_Exercise instructions_
Filter the entries, keeping every line with the word "alla".

--- --- ---

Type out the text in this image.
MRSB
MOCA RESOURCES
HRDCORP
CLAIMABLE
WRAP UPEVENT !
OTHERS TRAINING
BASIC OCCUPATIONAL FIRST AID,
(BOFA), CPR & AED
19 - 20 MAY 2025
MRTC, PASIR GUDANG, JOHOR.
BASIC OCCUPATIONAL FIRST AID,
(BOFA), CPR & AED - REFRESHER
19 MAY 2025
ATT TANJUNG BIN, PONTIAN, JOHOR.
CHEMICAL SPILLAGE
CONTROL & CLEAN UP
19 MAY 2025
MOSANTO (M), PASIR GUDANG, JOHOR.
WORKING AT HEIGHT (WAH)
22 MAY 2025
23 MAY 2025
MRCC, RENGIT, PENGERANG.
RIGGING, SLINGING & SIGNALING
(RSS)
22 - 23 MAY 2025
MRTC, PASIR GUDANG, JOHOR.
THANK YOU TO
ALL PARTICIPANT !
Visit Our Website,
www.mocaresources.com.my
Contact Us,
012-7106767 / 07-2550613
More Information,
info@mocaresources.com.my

--- --- ---

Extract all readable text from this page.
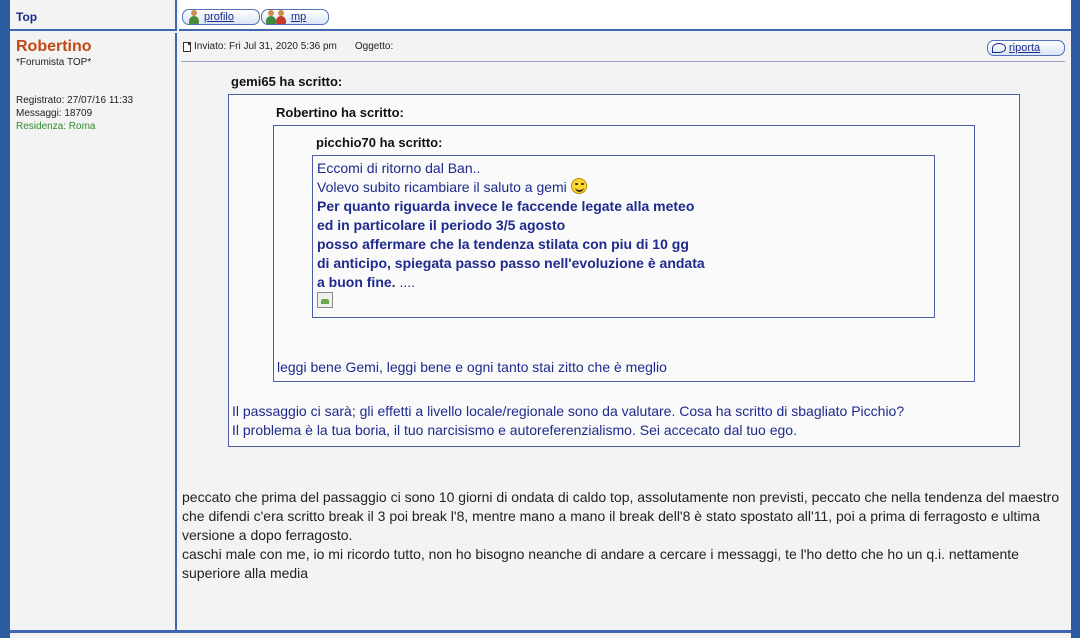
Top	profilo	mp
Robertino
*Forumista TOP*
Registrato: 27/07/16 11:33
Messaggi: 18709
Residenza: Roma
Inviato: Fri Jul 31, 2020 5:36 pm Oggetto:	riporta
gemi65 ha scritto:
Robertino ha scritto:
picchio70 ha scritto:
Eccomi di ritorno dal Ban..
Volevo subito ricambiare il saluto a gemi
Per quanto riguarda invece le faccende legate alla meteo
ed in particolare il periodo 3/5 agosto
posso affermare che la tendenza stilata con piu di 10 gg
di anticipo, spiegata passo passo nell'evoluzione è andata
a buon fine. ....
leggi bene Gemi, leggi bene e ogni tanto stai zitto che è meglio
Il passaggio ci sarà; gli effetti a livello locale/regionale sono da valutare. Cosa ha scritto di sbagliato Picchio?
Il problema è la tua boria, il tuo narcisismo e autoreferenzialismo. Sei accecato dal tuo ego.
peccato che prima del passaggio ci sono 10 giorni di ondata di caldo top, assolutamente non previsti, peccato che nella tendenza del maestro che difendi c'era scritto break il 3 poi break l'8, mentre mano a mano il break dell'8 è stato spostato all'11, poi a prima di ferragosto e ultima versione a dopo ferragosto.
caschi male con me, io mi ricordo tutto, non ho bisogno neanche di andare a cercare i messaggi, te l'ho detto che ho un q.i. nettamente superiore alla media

--- --- ---

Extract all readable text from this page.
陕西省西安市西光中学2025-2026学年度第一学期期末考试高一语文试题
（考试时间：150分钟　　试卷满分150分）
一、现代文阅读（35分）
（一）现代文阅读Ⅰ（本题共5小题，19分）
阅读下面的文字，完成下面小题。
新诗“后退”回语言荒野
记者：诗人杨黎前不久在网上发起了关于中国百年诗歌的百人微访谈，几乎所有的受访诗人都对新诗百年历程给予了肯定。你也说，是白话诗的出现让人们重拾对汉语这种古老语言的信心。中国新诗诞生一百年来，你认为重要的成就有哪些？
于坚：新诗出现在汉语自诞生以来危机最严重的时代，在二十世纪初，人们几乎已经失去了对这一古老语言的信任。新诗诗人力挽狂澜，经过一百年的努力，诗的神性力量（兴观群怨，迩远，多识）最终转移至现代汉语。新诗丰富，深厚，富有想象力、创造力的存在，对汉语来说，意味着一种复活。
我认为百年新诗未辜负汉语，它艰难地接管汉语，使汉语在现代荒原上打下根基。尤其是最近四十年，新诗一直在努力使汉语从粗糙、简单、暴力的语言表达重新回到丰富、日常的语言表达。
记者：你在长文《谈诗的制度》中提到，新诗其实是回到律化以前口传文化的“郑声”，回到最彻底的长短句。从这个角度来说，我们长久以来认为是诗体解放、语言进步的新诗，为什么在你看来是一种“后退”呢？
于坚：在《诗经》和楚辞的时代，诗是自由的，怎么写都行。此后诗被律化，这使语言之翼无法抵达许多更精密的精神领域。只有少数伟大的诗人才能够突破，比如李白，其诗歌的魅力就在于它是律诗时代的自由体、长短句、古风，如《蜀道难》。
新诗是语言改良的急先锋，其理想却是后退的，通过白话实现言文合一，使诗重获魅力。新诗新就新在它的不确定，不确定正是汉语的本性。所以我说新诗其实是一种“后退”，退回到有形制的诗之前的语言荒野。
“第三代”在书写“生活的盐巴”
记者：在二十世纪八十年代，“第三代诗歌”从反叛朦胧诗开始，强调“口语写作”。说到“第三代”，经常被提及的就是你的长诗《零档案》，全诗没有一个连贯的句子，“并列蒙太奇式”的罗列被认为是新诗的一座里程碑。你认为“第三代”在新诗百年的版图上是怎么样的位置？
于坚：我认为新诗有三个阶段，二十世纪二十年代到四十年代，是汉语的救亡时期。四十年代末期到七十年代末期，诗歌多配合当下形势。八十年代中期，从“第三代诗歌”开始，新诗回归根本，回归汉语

--- --- ---

_Written solution_
Per quanto riguarda invece le faccende legate alla meteo
caschi male con me, io mi ricordo tutto, non ho bisogno neanche di andare a cercare i messaggi, te l'ho detto che ho un q.i. nettamente superiore alla media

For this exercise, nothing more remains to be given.